Stated task. Answer with one number: how many lines hold the string "diam".

Records supplied.
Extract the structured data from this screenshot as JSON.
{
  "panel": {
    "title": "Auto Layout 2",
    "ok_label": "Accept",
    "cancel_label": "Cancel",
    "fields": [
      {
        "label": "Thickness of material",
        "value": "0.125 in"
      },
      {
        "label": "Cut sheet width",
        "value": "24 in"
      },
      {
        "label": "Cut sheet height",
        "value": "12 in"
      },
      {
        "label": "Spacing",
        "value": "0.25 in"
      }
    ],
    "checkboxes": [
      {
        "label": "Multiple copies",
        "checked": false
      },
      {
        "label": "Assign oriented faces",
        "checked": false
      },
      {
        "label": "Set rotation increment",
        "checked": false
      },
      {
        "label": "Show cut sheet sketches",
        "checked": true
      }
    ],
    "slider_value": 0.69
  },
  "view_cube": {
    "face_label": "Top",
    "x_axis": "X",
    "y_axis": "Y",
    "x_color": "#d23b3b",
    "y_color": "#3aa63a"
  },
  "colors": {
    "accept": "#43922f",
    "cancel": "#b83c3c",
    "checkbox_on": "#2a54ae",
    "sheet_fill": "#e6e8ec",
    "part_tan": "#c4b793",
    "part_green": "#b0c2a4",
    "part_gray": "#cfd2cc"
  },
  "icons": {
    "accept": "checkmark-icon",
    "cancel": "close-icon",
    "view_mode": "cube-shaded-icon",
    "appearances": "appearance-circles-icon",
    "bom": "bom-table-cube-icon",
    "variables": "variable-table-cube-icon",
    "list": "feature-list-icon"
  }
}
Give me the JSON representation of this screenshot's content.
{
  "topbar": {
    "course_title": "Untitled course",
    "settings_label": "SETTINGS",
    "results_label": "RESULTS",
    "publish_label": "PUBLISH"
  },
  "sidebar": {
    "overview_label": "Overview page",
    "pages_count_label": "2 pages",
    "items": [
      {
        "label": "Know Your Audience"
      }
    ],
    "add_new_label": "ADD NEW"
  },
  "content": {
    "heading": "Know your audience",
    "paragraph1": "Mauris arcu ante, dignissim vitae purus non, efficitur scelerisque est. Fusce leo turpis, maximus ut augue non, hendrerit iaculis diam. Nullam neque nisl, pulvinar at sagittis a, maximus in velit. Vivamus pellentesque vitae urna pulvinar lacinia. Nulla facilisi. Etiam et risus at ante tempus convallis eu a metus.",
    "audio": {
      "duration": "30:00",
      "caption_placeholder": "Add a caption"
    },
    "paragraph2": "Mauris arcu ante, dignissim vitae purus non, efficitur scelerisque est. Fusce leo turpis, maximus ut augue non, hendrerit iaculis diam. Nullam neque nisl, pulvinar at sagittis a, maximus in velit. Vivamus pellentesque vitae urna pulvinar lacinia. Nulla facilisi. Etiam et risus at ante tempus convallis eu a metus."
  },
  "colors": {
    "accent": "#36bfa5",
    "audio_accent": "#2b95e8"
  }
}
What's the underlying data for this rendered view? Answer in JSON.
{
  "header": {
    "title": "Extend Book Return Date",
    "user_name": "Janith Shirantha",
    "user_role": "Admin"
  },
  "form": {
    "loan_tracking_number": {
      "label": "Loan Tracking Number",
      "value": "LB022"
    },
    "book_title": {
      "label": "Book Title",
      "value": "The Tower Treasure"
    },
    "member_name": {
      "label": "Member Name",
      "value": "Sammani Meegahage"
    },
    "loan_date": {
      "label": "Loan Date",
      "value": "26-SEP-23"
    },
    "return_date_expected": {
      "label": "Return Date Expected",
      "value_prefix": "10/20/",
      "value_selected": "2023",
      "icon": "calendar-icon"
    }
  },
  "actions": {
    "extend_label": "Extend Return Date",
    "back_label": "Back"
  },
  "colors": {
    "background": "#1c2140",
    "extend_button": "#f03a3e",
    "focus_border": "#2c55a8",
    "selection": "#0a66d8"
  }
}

Task solution. 2